EXERCISE PROMPT -> Please state how many lines of the material contain "Duration", giving nothing but the number.

DATASET EXCERPTS ->
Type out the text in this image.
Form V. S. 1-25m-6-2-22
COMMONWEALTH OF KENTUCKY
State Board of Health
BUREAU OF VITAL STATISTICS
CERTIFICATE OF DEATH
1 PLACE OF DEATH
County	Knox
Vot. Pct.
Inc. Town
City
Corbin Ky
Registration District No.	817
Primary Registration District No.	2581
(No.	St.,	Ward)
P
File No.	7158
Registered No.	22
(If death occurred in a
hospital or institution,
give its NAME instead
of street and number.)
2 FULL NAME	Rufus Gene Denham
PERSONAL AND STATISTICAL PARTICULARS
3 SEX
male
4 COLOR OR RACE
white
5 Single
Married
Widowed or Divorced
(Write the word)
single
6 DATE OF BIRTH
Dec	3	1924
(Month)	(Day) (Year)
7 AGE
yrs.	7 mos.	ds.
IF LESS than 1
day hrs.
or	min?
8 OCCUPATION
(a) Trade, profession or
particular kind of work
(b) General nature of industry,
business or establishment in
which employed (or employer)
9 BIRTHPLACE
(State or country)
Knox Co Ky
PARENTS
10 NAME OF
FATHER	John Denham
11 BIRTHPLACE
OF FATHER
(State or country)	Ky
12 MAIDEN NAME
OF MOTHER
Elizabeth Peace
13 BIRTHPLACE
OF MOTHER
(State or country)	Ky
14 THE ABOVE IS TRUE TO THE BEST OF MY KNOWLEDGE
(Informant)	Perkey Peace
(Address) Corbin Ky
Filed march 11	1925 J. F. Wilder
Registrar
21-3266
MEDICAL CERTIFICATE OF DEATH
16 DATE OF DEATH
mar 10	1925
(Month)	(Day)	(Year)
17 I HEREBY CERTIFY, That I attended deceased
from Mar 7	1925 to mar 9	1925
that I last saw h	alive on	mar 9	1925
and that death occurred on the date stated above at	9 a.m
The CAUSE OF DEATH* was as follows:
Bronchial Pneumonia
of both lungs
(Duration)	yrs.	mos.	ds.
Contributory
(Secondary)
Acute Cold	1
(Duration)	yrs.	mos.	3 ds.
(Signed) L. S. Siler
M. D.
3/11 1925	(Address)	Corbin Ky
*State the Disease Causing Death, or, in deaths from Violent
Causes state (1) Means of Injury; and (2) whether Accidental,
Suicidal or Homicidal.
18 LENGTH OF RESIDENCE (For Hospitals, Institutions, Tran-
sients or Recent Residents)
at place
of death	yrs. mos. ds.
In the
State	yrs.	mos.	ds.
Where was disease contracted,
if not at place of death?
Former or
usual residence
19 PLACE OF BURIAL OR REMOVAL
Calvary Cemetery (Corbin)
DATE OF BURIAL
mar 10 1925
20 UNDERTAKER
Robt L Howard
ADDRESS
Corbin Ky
--
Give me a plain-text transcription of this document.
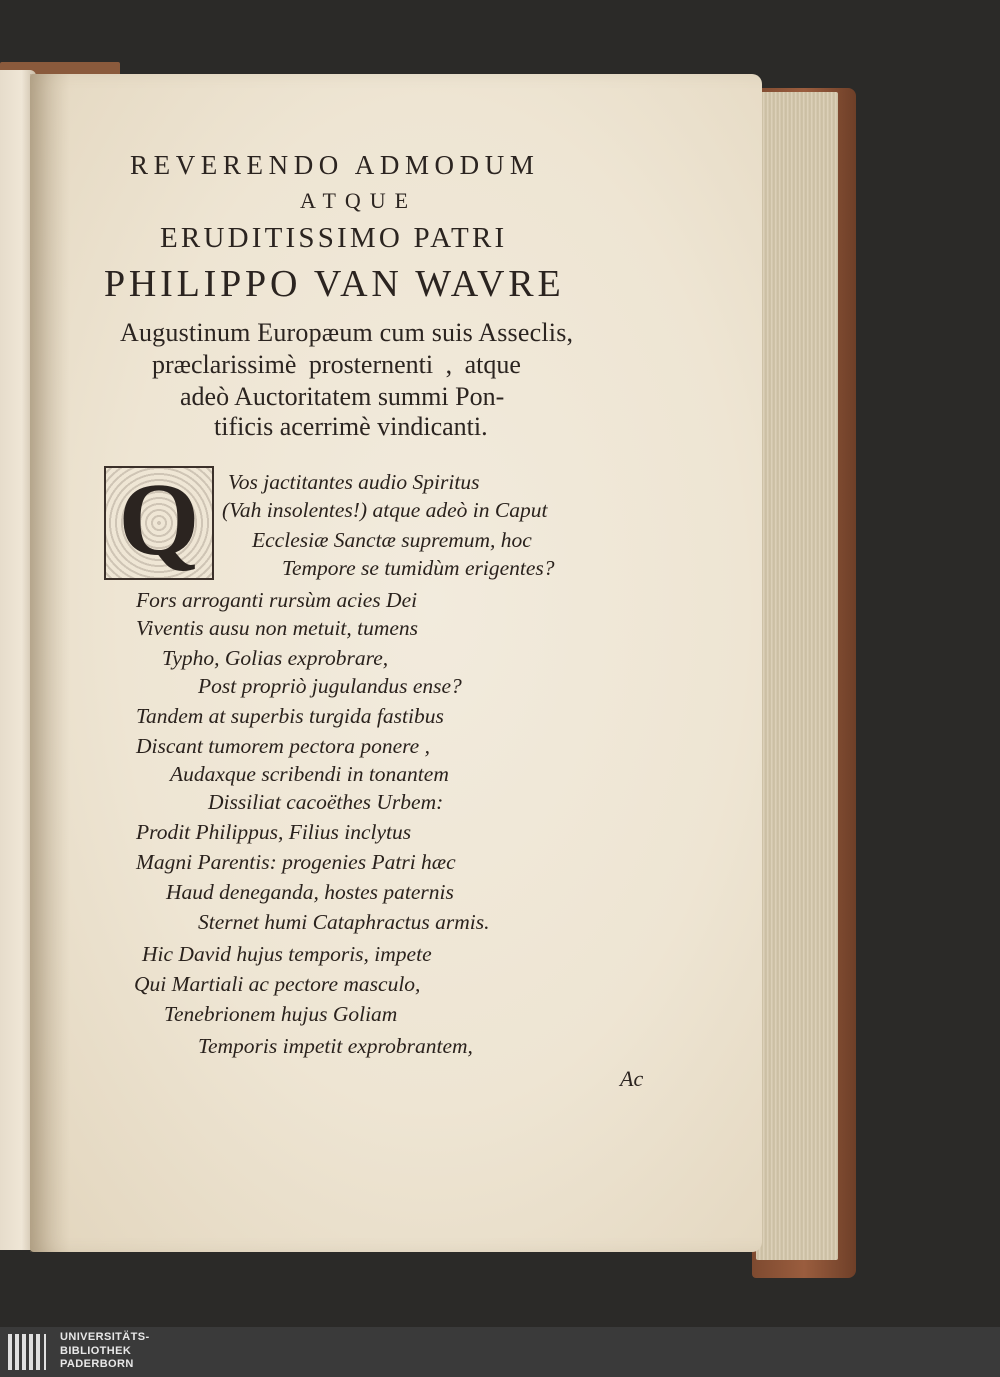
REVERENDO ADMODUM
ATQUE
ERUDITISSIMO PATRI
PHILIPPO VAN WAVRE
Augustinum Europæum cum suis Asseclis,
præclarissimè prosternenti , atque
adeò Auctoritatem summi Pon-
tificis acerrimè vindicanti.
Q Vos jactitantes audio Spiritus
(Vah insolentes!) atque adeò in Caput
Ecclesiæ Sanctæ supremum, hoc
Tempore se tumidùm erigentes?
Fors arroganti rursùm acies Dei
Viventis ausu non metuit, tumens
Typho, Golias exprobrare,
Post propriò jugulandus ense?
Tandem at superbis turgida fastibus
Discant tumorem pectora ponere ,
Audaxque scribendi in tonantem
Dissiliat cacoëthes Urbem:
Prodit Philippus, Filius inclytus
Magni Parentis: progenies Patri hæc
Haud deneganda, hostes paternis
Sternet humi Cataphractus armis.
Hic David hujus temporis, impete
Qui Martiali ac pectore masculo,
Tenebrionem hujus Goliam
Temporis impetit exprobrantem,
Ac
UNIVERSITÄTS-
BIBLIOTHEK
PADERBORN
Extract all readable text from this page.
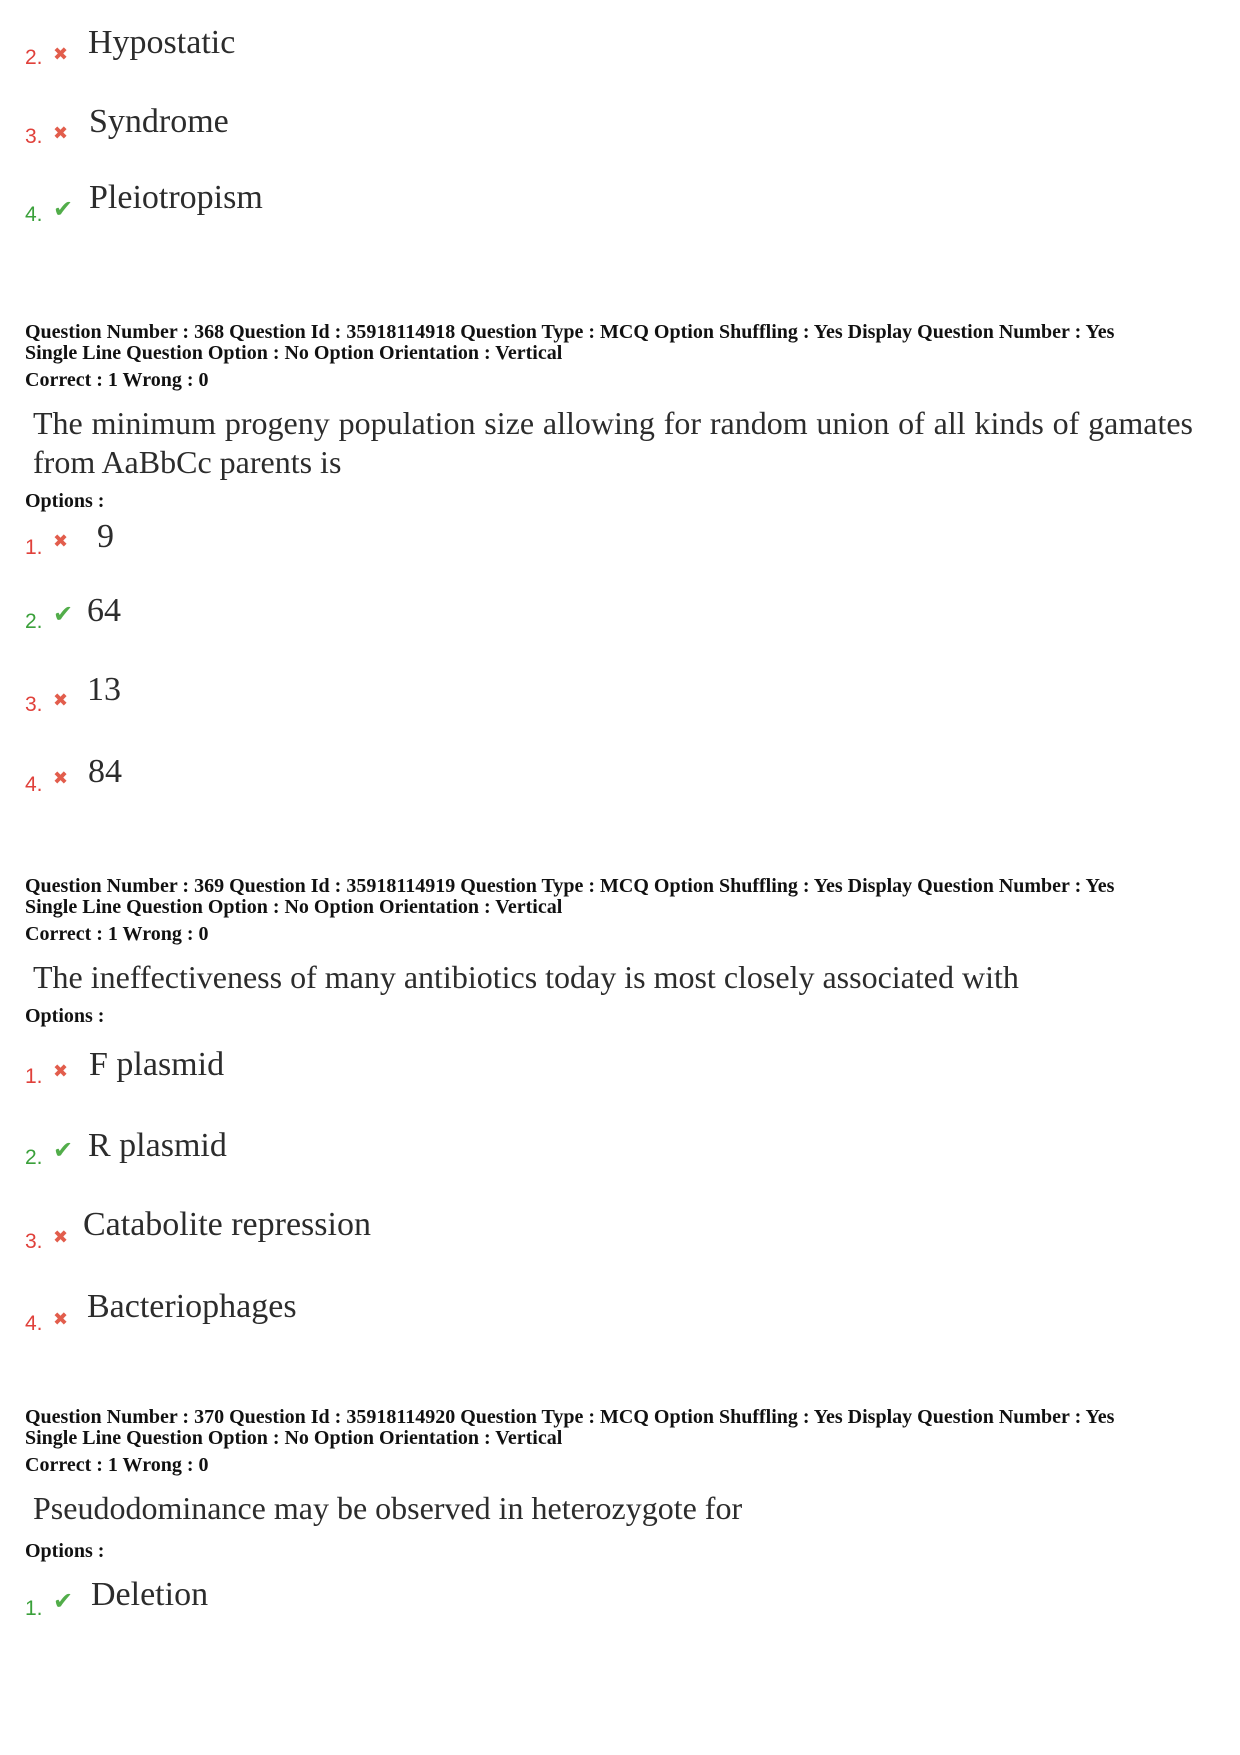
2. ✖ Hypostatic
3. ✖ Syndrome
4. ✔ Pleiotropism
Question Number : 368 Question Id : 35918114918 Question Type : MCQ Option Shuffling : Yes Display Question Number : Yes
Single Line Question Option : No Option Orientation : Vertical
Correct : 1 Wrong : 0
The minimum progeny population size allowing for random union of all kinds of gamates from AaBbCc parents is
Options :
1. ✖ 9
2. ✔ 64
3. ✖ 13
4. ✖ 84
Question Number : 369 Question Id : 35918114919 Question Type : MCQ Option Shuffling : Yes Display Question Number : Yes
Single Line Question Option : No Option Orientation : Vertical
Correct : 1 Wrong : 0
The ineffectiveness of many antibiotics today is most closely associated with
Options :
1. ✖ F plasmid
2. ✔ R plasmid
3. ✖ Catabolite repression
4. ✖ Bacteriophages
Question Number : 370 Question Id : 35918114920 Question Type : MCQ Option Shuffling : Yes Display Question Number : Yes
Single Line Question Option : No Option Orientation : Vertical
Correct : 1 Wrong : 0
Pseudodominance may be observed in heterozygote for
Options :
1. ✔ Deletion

ANSWER SPACE -> 2